- [Given information]
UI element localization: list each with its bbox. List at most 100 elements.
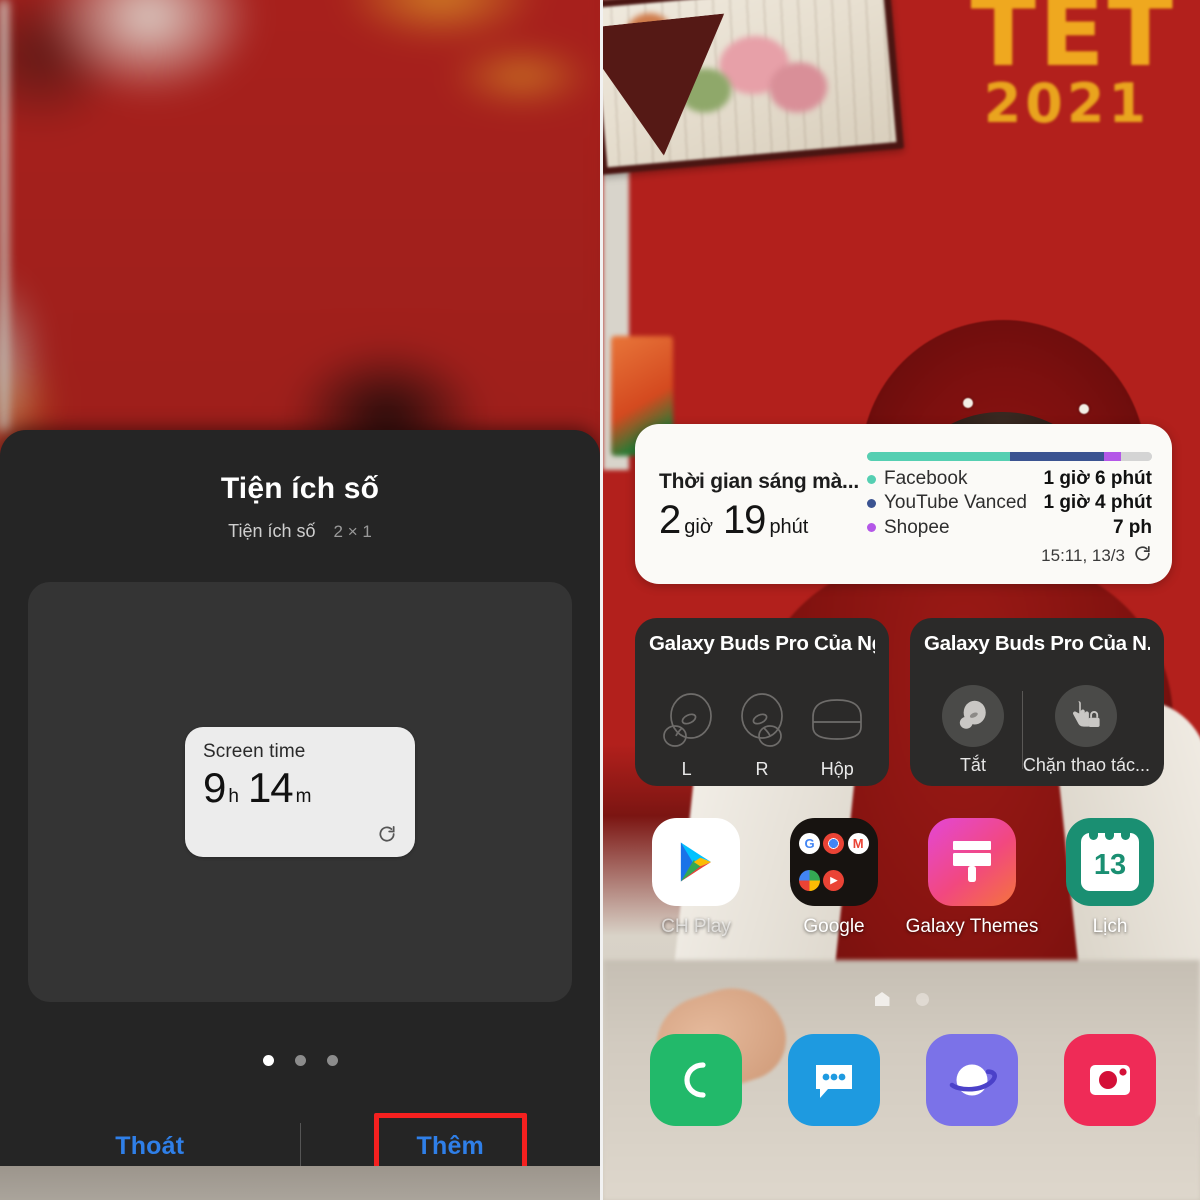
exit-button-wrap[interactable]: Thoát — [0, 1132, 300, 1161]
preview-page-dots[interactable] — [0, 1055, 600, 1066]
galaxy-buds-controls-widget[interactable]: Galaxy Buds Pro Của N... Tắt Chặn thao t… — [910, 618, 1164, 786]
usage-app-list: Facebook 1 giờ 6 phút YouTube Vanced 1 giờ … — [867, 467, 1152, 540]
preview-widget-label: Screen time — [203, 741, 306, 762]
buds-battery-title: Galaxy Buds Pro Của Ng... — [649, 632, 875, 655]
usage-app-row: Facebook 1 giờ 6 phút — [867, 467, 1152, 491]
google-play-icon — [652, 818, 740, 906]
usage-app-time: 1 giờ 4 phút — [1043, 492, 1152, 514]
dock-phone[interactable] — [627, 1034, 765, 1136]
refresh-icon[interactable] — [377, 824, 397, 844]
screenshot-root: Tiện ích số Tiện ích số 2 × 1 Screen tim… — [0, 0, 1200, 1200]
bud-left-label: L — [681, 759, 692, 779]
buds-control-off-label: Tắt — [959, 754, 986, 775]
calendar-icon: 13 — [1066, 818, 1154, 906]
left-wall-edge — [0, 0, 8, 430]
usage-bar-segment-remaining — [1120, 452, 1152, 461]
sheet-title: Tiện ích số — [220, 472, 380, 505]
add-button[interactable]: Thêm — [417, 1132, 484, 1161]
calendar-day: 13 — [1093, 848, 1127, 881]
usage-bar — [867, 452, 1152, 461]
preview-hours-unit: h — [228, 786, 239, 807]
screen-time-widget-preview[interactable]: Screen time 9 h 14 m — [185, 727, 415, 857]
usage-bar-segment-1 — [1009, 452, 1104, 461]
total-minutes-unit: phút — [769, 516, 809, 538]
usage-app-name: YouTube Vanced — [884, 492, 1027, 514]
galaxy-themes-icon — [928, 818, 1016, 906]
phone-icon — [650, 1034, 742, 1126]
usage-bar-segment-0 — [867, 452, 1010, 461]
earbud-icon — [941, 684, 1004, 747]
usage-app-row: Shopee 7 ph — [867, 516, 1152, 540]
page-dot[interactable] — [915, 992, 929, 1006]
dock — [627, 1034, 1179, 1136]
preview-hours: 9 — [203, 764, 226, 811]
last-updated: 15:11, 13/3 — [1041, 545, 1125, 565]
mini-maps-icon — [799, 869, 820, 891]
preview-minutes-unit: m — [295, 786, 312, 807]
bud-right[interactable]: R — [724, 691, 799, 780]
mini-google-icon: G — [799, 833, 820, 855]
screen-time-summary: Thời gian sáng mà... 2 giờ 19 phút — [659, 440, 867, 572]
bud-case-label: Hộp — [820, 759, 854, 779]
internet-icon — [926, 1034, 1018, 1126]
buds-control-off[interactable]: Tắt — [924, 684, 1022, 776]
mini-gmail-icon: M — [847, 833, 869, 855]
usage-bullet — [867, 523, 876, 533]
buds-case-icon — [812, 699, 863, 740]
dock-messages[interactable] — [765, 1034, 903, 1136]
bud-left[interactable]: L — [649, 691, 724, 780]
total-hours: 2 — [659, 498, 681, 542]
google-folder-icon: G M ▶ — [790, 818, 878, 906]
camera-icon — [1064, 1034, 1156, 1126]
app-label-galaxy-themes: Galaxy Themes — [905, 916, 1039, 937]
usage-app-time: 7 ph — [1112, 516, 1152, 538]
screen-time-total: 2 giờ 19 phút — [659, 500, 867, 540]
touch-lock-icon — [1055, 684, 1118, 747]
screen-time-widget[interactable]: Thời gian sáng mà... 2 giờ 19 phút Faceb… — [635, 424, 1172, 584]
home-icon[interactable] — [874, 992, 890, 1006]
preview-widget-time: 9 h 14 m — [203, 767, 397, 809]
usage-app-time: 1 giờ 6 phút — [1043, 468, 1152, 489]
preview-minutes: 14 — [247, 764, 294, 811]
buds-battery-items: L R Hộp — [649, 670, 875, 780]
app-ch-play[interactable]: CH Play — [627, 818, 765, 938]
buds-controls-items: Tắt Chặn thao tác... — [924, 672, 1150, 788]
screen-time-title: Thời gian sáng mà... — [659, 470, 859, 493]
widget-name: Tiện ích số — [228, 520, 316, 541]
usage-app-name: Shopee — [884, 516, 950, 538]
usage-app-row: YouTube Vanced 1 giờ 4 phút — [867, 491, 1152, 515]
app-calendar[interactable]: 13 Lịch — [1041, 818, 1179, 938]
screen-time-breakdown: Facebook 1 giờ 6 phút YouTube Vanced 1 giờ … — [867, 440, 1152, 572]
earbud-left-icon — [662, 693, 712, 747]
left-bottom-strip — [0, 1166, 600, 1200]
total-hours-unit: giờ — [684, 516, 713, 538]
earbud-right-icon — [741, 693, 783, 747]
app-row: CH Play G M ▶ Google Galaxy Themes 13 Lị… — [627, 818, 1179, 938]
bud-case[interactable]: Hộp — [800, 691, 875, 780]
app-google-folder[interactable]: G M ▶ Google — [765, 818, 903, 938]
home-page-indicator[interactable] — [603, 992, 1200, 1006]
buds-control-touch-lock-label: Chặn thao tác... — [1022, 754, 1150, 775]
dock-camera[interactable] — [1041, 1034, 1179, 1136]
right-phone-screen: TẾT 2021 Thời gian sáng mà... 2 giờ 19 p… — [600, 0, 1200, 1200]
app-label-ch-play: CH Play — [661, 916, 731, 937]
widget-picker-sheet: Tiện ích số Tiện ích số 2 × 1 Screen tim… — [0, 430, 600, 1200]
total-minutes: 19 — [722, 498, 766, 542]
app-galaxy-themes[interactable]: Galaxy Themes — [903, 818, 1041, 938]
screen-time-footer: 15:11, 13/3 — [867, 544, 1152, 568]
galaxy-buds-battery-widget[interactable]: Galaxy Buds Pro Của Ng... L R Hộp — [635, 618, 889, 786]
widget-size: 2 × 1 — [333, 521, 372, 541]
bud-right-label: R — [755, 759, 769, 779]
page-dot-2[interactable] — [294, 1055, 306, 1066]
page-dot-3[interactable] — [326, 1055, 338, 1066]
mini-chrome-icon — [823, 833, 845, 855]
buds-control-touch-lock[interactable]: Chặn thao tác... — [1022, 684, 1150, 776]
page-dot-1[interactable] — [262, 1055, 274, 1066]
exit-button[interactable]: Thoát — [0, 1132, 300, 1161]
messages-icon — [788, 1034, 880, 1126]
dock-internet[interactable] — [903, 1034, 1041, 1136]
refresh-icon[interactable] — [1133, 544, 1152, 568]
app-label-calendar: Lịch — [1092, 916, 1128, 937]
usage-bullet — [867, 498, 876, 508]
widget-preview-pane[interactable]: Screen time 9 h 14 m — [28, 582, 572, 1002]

* * *

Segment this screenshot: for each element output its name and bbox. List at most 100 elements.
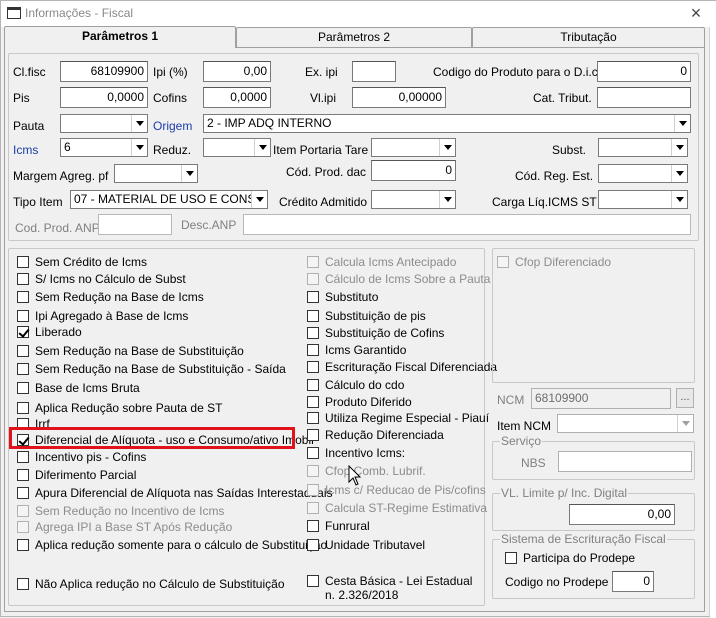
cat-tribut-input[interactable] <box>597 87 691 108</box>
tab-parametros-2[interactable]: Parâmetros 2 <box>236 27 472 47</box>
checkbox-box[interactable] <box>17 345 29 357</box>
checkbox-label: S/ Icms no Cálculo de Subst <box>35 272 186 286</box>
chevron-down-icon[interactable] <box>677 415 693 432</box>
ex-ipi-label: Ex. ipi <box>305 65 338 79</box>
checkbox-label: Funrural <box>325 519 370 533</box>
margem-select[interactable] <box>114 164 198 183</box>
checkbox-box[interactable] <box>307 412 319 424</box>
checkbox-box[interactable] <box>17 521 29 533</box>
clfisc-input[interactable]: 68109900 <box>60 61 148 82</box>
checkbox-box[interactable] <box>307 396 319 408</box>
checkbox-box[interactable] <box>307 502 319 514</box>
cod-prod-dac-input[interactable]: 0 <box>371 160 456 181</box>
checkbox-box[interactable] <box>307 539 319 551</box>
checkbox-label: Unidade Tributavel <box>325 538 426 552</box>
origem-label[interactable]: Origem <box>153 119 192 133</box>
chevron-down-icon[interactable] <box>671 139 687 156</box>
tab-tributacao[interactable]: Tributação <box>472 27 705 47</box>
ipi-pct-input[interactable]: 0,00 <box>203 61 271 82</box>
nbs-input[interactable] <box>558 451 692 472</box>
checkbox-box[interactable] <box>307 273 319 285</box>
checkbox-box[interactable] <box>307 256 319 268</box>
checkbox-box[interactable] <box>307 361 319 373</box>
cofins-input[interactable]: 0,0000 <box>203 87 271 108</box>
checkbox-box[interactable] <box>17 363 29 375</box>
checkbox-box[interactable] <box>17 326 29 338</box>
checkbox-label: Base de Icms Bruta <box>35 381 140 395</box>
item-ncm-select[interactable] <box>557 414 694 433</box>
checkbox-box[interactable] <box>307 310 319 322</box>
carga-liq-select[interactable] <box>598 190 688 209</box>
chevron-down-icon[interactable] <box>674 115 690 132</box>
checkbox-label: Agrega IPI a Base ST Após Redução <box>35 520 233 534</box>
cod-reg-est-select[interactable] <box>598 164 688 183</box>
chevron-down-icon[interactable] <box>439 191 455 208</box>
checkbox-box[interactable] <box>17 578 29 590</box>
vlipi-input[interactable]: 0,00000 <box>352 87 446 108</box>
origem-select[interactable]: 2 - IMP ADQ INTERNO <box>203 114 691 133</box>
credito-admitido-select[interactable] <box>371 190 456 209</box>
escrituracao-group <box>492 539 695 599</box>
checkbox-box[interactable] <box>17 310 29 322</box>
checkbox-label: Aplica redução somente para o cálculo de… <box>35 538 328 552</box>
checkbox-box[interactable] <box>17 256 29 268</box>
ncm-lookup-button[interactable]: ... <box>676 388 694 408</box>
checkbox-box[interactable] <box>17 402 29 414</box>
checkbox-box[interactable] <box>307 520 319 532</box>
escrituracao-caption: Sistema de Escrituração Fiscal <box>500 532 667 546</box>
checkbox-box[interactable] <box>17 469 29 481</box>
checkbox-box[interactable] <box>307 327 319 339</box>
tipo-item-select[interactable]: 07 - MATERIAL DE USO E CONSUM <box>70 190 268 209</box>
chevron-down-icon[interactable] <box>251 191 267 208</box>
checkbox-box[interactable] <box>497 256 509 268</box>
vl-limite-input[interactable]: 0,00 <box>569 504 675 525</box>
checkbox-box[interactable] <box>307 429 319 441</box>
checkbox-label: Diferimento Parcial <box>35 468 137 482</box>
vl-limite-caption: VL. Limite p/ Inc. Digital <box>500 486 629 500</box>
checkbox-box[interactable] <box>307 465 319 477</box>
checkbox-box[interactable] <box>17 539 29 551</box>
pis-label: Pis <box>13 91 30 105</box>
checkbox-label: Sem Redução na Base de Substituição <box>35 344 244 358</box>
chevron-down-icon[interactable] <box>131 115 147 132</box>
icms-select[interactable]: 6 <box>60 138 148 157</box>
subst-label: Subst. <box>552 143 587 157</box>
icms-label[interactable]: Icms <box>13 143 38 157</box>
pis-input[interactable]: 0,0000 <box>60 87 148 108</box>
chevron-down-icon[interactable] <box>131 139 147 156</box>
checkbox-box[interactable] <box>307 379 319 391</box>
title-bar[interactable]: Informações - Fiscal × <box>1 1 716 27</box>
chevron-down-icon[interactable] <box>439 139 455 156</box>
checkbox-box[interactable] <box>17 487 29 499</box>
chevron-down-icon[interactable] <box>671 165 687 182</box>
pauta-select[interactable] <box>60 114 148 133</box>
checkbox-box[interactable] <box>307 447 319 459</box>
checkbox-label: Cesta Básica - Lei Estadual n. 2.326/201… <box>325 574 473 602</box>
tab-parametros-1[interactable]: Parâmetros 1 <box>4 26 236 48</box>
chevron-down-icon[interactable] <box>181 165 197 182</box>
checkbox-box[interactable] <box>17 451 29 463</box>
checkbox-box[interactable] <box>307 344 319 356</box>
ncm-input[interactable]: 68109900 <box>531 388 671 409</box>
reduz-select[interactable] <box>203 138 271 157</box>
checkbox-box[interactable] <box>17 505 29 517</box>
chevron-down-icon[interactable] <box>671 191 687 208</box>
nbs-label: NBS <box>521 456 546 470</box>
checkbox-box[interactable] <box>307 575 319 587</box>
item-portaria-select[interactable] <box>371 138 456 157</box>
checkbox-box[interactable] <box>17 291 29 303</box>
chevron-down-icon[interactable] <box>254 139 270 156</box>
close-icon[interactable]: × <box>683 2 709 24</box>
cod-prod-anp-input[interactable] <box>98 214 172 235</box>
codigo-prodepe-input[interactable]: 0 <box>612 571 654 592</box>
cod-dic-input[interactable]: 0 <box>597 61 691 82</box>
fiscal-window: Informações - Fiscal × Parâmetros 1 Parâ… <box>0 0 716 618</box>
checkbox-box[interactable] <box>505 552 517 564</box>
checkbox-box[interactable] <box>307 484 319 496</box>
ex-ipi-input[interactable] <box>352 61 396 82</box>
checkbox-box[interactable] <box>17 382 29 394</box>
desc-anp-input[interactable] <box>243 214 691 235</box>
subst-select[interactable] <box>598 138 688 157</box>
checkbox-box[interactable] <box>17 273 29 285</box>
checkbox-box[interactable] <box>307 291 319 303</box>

---

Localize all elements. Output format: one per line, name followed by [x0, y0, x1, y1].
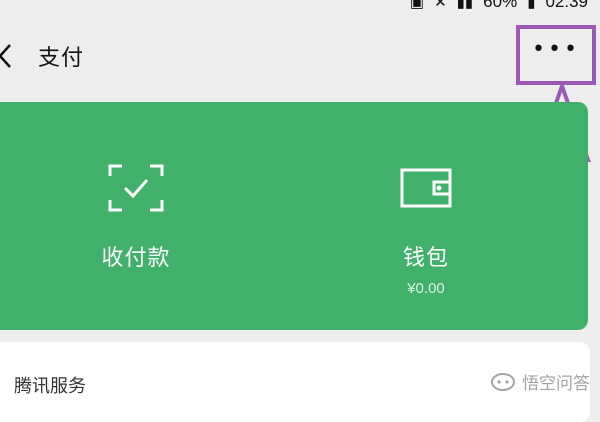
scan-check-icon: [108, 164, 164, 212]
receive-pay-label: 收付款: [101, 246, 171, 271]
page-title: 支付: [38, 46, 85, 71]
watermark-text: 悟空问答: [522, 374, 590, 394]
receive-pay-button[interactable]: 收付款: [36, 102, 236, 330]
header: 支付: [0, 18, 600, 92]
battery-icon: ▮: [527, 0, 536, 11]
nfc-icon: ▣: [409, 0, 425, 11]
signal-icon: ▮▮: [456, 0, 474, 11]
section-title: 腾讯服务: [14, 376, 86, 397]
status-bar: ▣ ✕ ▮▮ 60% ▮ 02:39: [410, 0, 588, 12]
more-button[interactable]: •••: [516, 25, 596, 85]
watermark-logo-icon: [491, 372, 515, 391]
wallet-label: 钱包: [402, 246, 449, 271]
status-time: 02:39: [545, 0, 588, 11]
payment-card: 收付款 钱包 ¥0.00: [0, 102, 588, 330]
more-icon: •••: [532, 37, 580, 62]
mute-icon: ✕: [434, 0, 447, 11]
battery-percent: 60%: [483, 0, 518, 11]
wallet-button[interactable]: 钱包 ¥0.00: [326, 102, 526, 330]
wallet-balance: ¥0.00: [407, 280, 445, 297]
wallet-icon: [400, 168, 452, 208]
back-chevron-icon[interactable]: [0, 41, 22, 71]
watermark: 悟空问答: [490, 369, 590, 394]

- [Exercise description] Copy the records from the line with "scan-check-icon: [108, 164, 164, 212]" to the line with "battery-icon: ▮: [527, 0, 536, 11]", both included.

- [Completed exercise]
scan-check-icon: [108, 164, 164, 212]
receive-pay-label: 收付款: [101, 246, 171, 271]
page-title: 支付: [38, 46, 85, 71]
watermark-text: 悟空问答: [522, 374, 590, 394]
receive-pay-button[interactable]: 收付款: [36, 102, 236, 330]
header: 支付: [0, 18, 600, 92]
battery-icon: ▮: [527, 0, 536, 11]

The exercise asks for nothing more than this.